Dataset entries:
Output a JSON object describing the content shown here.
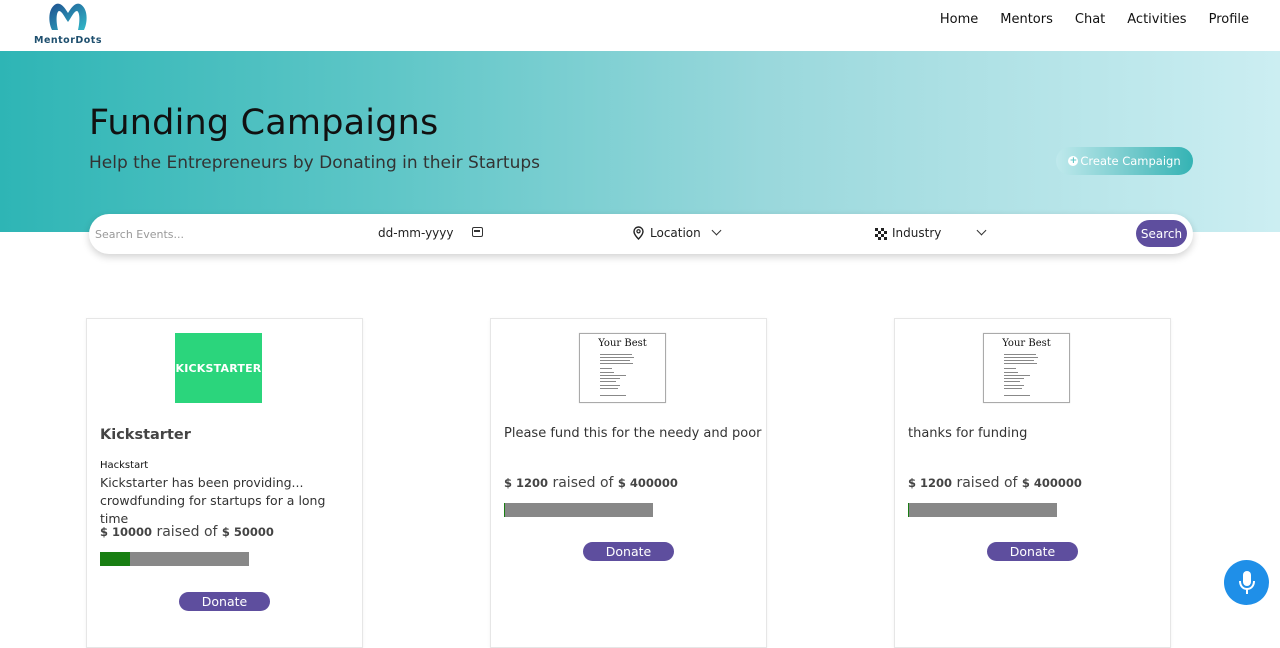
{
  "header": {
    "logo_text": "MentorDots",
    "nav": [
      "Home",
      "Mentors",
      "Chat",
      "Activities",
      "Profile"
    ]
  },
  "hero": {
    "title": "Funding Campaigns",
    "subtitle": "Help the Entrepreneurs by Donating in their Startups",
    "create_button": "Create Campaign"
  },
  "search": {
    "placeholder": "Search Events...",
    "date_placeholder": "dd-mm-yyyy",
    "location_label": "Location",
    "industry_label": "Industry",
    "button": "Search"
  },
  "campaigns": [
    {
      "image": "kickstarter-logo",
      "logo_text": "KICKSTARTER",
      "title": "Kickstarter",
      "subtitle": "Hackstart",
      "text": "Kickstarter has been providing... crowdfunding for startups for a long time",
      "raised_amount": "$ 10000",
      "raised_word": "raised of",
      "goal_amount": "$ 50000",
      "progress": 0.2,
      "donate": "Donate"
    },
    {
      "image": "poem-document",
      "doc_title": "Your Best",
      "title": "Please fund this for the needy and poor",
      "raised_amount": "$ 1200",
      "raised_word": "raised of",
      "goal_amount": "$ 400000",
      "progress": 0.003,
      "donate": "Donate"
    },
    {
      "image": "poem-document",
      "doc_title": "Your Best",
      "title": "thanks for funding",
      "raised_amount": "$ 1200",
      "raised_word": "raised of",
      "goal_amount": "$ 400000",
      "progress": 0.003,
      "donate": "Donate"
    }
  ],
  "colors": {
    "primary": "#5e4e9e",
    "hero_start": "#2eb5b5",
    "hero_end": "#cceef2",
    "progress_fill": "#187e12",
    "mic": "#1f8fe8"
  }
}
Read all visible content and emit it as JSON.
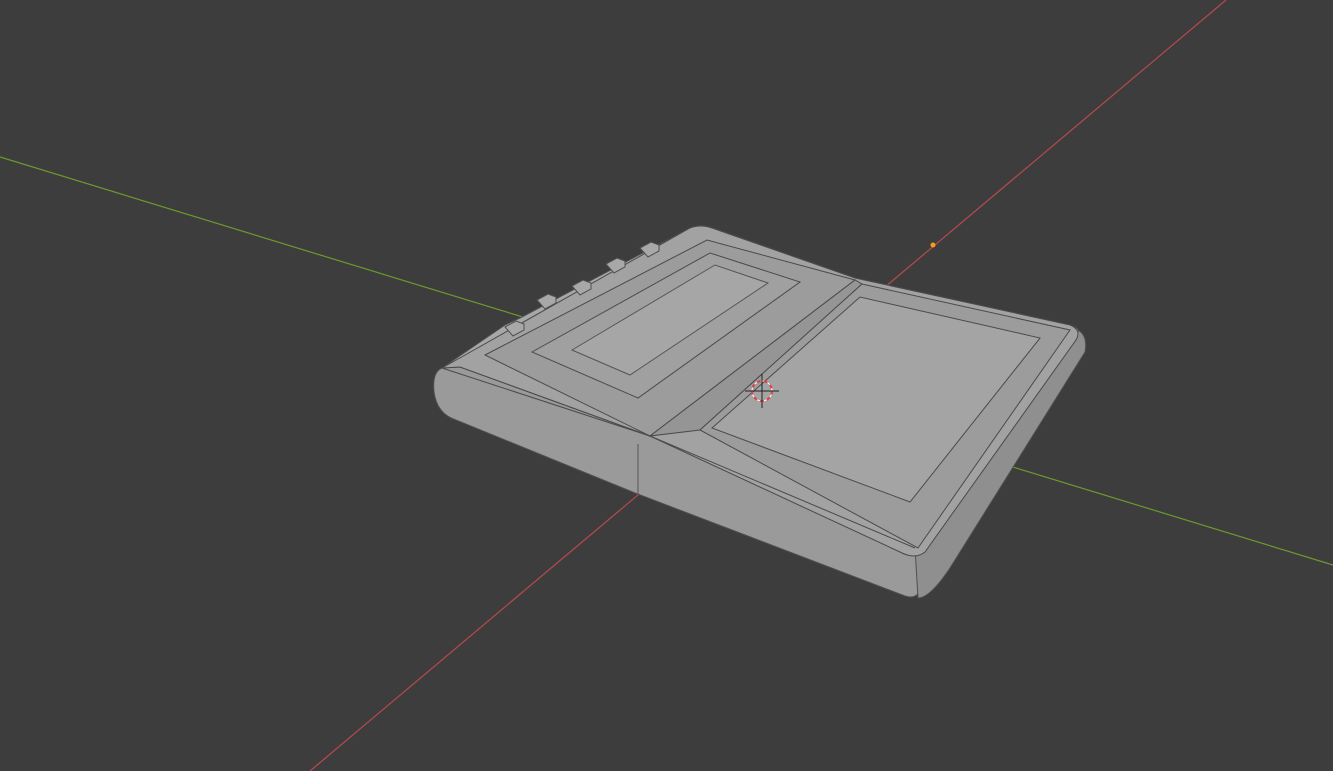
{
  "viewport": {
    "background_color": "#3d3d3d",
    "x_axis_color": "#b8494f",
    "y_axis_color": "#6c9a2e",
    "mesh_color": "#a3a3a3",
    "mesh_edge_color": "#4a4a4a",
    "origin_dot_color": "#f0a020",
    "cursor_color": "#e04040"
  },
  "scene": {
    "object_name": "",
    "view_mode": "Object"
  }
}
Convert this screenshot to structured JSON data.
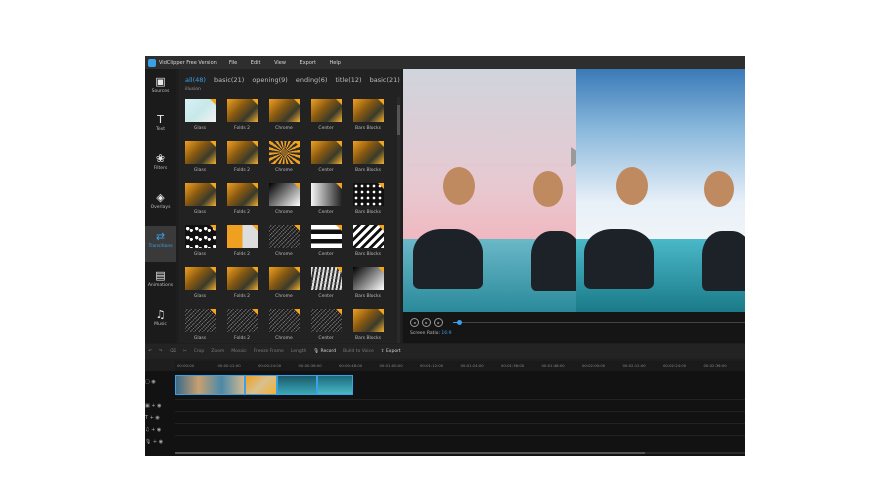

WHAT THE TASK ASKS: Restate the records above in full, word for word. Keep pictures out.

REPLY:
Output a JSON object describing the content shown here.
{
  "header": {
    "logo_text": "MentorDots",
    "nav": [
      "Home",
      "Mentors",
      "Chat",
      "Activities",
      "Profile"
    ]
  },
  "hero": {
    "title": "Funding Campaigns",
    "subtitle": "Help the Entrepreneurs by Donating in their Startups",
    "create_button": "Create Campaign"
  },
  "search": {
    "placeholder": "Search Events...",
    "date_placeholder": "dd-mm-yyyy",
    "location_label": "Location",
    "industry_label": "Industry",
    "button": "Search"
  },
  "campaigns": [
    {
      "image": "kickstarter-logo",
      "logo_text": "KICKSTARTER",
      "title": "Kickstarter",
      "subtitle": "Hackstart",
      "text": "Kickstarter has been providing... crowdfunding for startups for a long time",
      "raised_amount": "$ 10000",
      "raised_word": "raised of",
      "goal_amount": "$ 50000",
      "progress": 0.2,
      "donate": "Donate"
    },
    {
      "image": "poem-document",
      "doc_title": "Your Best",
      "title": "Please fund this for the needy and poor",
      "raised_amount": "$ 1200",
      "raised_word": "raised of",
      "goal_amount": "$ 400000",
      "progress": 0.003,
      "donate": "Donate"
    },
    {
      "image": "poem-document",
      "doc_title": "Your Best",
      "title": "thanks for funding",
      "raised_amount": "$ 1200",
      "raised_word": "raised of",
      "goal_amount": "$ 400000",
      "progress": 0.003,
      "donate": "Donate"
    }
  ],
  "colors": {
    "primary": "#5e4e9e",
    "hero_start": "#2eb5b5",
    "hero_end": "#cceef2",
    "progress_fill": "#187e12",
    "mic": "#1f8fe8"
  }
}
Read all visible content and emit it as JSON.
{
  "viewport": {
    "background_color": "#3d3d3d",
    "x_axis_color": "#b8494f",
    "y_axis_color": "#6c9a2e",
    "mesh_color": "#a3a3a3",
    "mesh_edge_color": "#4a4a4a",
    "origin_dot_color": "#f0a020",
    "cursor_color": "#e04040"
  },
  "scene": {
    "object_name": "",
    "view_mode": "Object"
  }
}
Convert this screenshot to structured JSON data.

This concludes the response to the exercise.